▸ WRITTEN REQUEST: Reproduce the following material word for word, keeping every line in its original order.

——————

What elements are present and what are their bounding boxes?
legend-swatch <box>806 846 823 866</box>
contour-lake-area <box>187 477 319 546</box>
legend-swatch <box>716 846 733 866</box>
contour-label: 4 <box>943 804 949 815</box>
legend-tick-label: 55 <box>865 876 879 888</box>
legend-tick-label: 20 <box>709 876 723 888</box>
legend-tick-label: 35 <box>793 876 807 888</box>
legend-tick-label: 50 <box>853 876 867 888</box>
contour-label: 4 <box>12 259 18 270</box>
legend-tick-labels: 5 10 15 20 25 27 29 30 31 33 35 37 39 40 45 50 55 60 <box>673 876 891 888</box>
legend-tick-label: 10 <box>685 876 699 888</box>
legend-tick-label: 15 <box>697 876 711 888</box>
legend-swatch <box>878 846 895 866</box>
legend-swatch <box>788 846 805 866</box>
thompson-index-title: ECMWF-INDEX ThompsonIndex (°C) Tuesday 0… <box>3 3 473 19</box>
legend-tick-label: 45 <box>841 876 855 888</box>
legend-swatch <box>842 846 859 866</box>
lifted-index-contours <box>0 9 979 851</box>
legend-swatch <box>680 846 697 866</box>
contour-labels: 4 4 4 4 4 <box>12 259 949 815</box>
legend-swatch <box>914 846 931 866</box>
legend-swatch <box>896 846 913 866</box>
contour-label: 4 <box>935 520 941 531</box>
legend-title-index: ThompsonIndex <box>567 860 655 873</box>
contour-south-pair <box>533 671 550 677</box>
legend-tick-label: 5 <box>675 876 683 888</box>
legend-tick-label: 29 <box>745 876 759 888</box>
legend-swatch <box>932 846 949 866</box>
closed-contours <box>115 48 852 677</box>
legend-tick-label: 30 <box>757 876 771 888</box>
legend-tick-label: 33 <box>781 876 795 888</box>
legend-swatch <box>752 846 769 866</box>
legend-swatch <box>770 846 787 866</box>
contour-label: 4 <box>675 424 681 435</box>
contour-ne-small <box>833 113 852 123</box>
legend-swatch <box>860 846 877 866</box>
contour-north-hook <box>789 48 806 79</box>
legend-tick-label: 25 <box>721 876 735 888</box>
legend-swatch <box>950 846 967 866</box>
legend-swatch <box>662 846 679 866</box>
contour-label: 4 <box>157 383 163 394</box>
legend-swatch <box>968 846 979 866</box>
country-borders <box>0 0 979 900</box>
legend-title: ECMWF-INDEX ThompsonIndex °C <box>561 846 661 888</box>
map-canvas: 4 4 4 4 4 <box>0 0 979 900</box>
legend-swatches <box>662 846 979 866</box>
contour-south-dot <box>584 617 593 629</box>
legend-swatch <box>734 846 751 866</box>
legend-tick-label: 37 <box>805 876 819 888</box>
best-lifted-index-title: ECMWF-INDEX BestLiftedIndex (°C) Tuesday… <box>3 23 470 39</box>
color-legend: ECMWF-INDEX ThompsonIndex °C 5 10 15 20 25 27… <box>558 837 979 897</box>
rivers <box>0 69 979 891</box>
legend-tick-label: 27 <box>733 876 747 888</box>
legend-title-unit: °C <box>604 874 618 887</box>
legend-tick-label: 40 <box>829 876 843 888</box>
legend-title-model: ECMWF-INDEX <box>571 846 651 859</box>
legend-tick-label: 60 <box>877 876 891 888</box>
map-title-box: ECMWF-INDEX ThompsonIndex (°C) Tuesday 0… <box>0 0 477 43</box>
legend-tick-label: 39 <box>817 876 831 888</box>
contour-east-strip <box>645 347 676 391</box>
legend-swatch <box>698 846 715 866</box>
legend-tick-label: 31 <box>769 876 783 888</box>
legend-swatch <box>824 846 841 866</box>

——————

▸ RESPONSE TO THIS TASK:
What elements are present and what are their bounding boxes?
legend-swatch <box>806 846 823 866</box>
contour-lake-area <box>187 477 319 546</box>
legend-swatch <box>716 846 733 866</box>
contour-label: 4 <box>943 804 949 815</box>
legend-tick-label: 55 <box>865 876 879 888</box>
legend-tick-label: 20 <box>709 876 723 888</box>
legend-tick-label: 35 <box>793 876 807 888</box>
legend-tick-label: 50 <box>853 876 867 888</box>
contour-label: 4 <box>12 259 18 270</box>
legend-tick-labels: 5 10 15 20 25 27 29 30 31 33 35 37 39 40 45 50 55 60 <box>673 876 891 888</box>
legend-tick-label: 10 <box>685 876 699 888</box>
legend-tick-label: 15 <box>697 876 711 888</box>
legend-swatch <box>878 846 895 866</box>
legend-swatch <box>788 846 805 866</box>
thompson-index-title: ECMWF-INDEX ThompsonIndex (°C) Tuesday 0… <box>3 3 473 19</box>
legend-tick-label: 45 <box>841 876 855 888</box>
legend-swatch <box>842 846 859 866</box>
lifted-index-contours <box>0 9 979 851</box>
legend-swatch <box>680 846 697 866</box>
contour-labels: 4 4 4 4 4 <box>12 259 949 815</box>
legend-swatch <box>914 846 931 866</box>
legend-swatch <box>896 846 913 866</box>
contour-label: 4 <box>935 520 941 531</box>
legend-title-index: ThompsonIndex <box>567 860 655 873</box>
contour-south-pair <box>533 671 550 677</box>
legend-tick-label: 5 <box>675 876 683 888</box>
legend-tick-label: 29 <box>745 876 759 888</box>
legend-swatch <box>932 846 949 866</box>
closed-contours <box>115 48 852 677</box>
legend-tick-label: 30 <box>757 876 771 888</box>
legend-tick-label: 33 <box>781 876 795 888</box>
legend-swatch <box>752 846 769 866</box>
legend-swatch <box>770 846 787 866</box>
contour-label: 4 <box>675 424 681 435</box>
contour-ne-small <box>833 113 852 123</box>
legend-swatch <box>860 846 877 866</box>
contour-north-hook <box>789 48 806 79</box>
legend-tick-label: 25 <box>721 876 735 888</box>
legend-swatch <box>950 846 967 866</box>
legend-swatch <box>662 846 679 866</box>
contour-label: 4 <box>157 383 163 394</box>
legend-swatch <box>968 846 979 866</box>
country-borders <box>0 0 979 900</box>
legend-title: ECMWF-INDEX ThompsonIndex °C <box>561 846 661 888</box>
map-canvas: 4 4 4 4 4 <box>0 0 979 900</box>
legend-swatches <box>662 846 979 866</box>
contour-south-dot <box>584 617 593 629</box>
legend-swatch <box>734 846 751 866</box>
legend-tick-label: 37 <box>805 876 819 888</box>
best-lifted-index-title: ECMWF-INDEX BestLiftedIndex (°C) Tuesday… <box>3 23 470 39</box>
color-legend: ECMWF-INDEX ThompsonIndex °C 5 10 15 20 25 27… <box>558 837 979 897</box>
rivers <box>0 69 979 891</box>
legend-tick-label: 27 <box>733 876 747 888</box>
legend-title-unit: °C <box>604 874 618 887</box>
legend-tick-label: 40 <box>829 876 843 888</box>
legend-title-model: ECMWF-INDEX <box>571 846 651 859</box>
legend-tick-label: 60 <box>877 876 891 888</box>
map-title-box: ECMWF-INDEX ThompsonIndex (°C) Tuesday 0… <box>0 0 477 43</box>
legend-tick-label: 39 <box>817 876 831 888</box>
contour-east-strip <box>645 347 676 391</box>
legend-swatch <box>698 846 715 866</box>
legend-tick-label: 31 <box>769 876 783 888</box>
legend-swatch <box>824 846 841 866</box>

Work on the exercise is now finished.